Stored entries

┌──

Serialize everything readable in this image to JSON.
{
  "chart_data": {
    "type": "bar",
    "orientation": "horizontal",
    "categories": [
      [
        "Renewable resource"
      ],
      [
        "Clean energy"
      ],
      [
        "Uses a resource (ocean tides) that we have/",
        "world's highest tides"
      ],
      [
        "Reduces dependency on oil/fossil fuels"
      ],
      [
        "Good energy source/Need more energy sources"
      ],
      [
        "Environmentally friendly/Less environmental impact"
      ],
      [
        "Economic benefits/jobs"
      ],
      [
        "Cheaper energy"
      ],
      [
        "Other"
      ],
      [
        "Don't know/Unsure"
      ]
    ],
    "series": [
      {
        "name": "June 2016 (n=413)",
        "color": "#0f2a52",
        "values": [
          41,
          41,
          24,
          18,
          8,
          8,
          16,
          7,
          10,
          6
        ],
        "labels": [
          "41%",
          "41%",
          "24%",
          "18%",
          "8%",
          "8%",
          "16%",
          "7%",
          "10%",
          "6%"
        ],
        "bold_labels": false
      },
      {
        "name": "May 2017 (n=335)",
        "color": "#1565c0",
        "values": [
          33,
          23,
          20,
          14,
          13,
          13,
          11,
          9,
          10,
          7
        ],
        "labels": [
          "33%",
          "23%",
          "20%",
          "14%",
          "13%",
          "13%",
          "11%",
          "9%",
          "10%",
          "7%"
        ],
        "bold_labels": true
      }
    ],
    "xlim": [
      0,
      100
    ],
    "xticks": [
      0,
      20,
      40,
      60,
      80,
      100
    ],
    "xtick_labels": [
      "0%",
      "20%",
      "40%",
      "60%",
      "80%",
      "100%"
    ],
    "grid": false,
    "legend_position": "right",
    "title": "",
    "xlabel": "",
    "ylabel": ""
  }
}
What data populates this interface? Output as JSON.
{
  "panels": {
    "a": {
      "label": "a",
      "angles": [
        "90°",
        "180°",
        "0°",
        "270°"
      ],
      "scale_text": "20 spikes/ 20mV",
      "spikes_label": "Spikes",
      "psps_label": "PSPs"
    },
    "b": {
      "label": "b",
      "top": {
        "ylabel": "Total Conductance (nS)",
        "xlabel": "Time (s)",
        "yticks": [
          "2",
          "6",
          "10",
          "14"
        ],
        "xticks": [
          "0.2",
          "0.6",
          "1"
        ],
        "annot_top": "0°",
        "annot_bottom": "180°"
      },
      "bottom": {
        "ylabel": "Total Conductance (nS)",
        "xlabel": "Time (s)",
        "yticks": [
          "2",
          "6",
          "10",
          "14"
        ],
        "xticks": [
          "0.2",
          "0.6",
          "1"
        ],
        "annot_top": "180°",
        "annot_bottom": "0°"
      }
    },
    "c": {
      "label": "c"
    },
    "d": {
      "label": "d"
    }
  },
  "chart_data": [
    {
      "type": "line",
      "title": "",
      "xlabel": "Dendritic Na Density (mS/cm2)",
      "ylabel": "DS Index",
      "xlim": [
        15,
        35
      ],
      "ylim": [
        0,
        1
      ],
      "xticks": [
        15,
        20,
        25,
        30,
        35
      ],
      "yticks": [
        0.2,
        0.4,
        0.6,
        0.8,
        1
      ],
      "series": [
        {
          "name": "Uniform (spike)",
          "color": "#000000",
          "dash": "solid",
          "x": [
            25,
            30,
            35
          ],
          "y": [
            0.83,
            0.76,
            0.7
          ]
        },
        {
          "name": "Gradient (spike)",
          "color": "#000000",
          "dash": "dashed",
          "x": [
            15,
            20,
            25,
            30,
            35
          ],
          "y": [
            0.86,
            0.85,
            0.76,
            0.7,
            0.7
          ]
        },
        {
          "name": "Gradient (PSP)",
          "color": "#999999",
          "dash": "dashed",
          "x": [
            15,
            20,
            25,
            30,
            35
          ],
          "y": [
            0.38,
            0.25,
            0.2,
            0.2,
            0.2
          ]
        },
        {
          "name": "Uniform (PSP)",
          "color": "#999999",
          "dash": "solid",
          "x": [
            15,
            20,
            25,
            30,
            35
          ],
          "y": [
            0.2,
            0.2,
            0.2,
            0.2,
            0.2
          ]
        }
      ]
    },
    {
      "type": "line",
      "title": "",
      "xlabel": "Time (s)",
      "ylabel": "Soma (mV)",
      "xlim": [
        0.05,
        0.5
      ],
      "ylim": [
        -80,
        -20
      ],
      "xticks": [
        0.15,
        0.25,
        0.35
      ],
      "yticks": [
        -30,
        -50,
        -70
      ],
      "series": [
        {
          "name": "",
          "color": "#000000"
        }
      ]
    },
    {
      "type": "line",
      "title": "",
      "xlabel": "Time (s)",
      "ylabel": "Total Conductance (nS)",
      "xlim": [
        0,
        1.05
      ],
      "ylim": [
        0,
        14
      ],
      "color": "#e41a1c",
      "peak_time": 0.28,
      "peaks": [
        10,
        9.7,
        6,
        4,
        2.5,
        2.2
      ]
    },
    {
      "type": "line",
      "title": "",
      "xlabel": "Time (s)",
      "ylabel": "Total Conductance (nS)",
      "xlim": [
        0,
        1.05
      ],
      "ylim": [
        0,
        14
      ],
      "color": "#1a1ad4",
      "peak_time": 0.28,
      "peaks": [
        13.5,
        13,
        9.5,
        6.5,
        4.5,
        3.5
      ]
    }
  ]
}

└──

Write the complete data out, exactly as above.

Serialize everything readable in this image to JSON.
{
  "chart_data": {
    "type": "bar",
    "orientation": "horizontal",
    "categories": [
      [
        "Renewable resource"
      ],
      [
        "Clean energy"
      ],
      [
        "Uses a resource (ocean tides) that we have/",
        "world's highest tides"
      ],
      [
        "Reduces dependency on oil/fossil fuels"
      ],
      [
        "Good energy source/Need more energy sources"
      ],
      [
        "Environmentally friendly/Less environmental impact"
      ],
      [
        "Economic benefits/jobs"
      ],
      [
        "Cheaper energy"
      ],
      [
        "Other"
      ],
      [
        "Don't know/Unsure"
      ]
    ],
    "series": [
      {
        "name": "June 2016 (n=413)",
        "color": "#0f2a52",
        "values": [
          41,
          41,
          24,
          18,
          8,
          8,
          16,
          7,
          10,
          6
        ],
        "labels": [
          "41%",
          "41%",
          "24%",
          "18%",
          "8%",
          "8%",
          "16%",
          "7%",
          "10%",
          "6%"
        ],
        "bold_labels": false
      },
      {
        "name": "May 2017 (n=335)",
        "color": "#1565c0",
        "values": [
          33,
          23,
          20,
          14,
          13,
          13,
          11,
          9,
          10,
          7
        ],
        "labels": [
          "33%",
          "23%",
          "20%",
          "14%",
          "13%",
          "13%",
          "11%",
          "9%",
          "10%",
          "7%"
        ],
        "bold_labels": true
      }
    ],
    "xlim": [
      0,
      100
    ],
    "xticks": [
      0,
      20,
      40,
      60,
      80,
      100
    ],
    "xtick_labels": [
      "0%",
      "20%",
      "40%",
      "60%",
      "80%",
      "100%"
    ],
    "grid": false,
    "legend_position": "right",
    "title": "",
    "xlabel": "",
    "ylabel": ""
  }
}
What data populates this interface? Output as JSON.
{
  "panels": {
    "a": {
      "label": "a",
      "angles": [
        "90°",
        "180°",
        "0°",
        "270°"
      ],
      "scale_text": "20 spikes/ 20mV",
      "spikes_label": "Spikes",
      "psps_label": "PSPs"
    },
    "b": {
      "label": "b",
      "top": {
        "ylabel": "Total Conductance (nS)",
        "xlabel": "Time (s)",
        "yticks": [
          "2",
          "6",
          "10",
          "14"
        ],
        "xticks": [
          "0.2",
          "0.6",
          "1"
        ],
        "annot_top": "0°",
        "annot_bottom": "180°"
      },
      "bottom": {
        "ylabel": "Total Conductance (nS)",
        "xlabel": "Time (s)",
        "yticks": [
          "2",
          "6",
          "10",
          "14"
        ],
        "xticks": [
          "0.2",
          "0.6",
          "1"
        ],
        "annot_top": "180°",
        "annot_bottom": "0°"
      }
    },
    "c": {
      "label": "c"
    },
    "d": {
      "label": "d"
    }
  },
  "chart_data": [
    {
      "type": "line",
      "title": "",
      "xlabel": "Dendritic Na Density (mS/cm2)",
      "ylabel": "DS Index",
      "xlim": [
        15,
        35
      ],
      "ylim": [
        0,
        1
      ],
      "xticks": [
        15,
        20,
        25,
        30,
        35
      ],
      "yticks": [
        0.2,
        0.4,
        0.6,
        0.8,
        1
      ],
      "series": [
        {
          "name": "Uniform (spike)",
          "color": "#000000",
          "dash": "solid",
          "x": [
            25,
            30,
            35
          ],
          "y": [
            0.83,
            0.76,
            0.7
          ]
        },
        {
          "name": "Gradient (spike)",
          "color": "#000000",
          "dash": "dashed",
          "x": [
            15,
            20,
            25,
            30,
            35
          ],
          "y": [
            0.86,
            0.85,
            0.76,
            0.7,
            0.7
          ]
        },
        {
          "name": "Gradient (PSP)",
          "color": "#999999",
          "dash": "dashed",
          "x": [
            15,
            20,
            25,
            30,
            35
          ],
          "y": [
            0.38,
            0.25,
            0.2,
            0.2,
            0.2
          ]
        },
        {
          "name": "Uniform (PSP)",
          "color": "#999999",
          "dash": "solid",
          "x": [
            15,
            20,
            25,
            30,
            35
          ],
          "y": [
            0.2,
            0.2,
            0.2,
            0.2,
            0.2
          ]
        }
      ]
    },
    {
      "type": "line",
      "title": "",
      "xlabel": "Time (s)",
      "ylabel": "Soma (mV)",
      "xlim": [
        0.05,
        0.5
      ],
      "ylim": [
        -80,
        -20
      ],
      "xticks": [
        0.15,
        0.25,
        0.35
      ],
      "yticks": [
        -30,
        -50,
        -70
      ],
      "series": [
        {
          "name": "",
          "color": "#000000"
        }
      ]
    },
    {
      "type": "line",
      "title": "",
      "xlabel": "Time (s)",
      "ylabel": "Total Conductance (nS)",
      "xlim": [
        0,
        1.05
      ],
      "ylim": [
        0,
        14
      ],
      "color": "#e41a1c",
      "peak_time": 0.28,
      "peaks": [
        10,
        9.7,
        6,
        4,
        2.5,
        2.2
      ]
    },
    {
      "type": "line",
      "title": "",
      "xlabel": "Time (s)",
      "ylabel": "Total Conductance (nS)",
      "xlim": [
        0,
        1.05
      ],
      "ylim": [
        0,
        14
      ],
      "color": "#1a1ad4",
      "peak_time": 0.28,
      "peaks": [
        13.5,
        13,
        9.5,
        6.5,
        4.5,
        3.5
      ]
    }
  ]
}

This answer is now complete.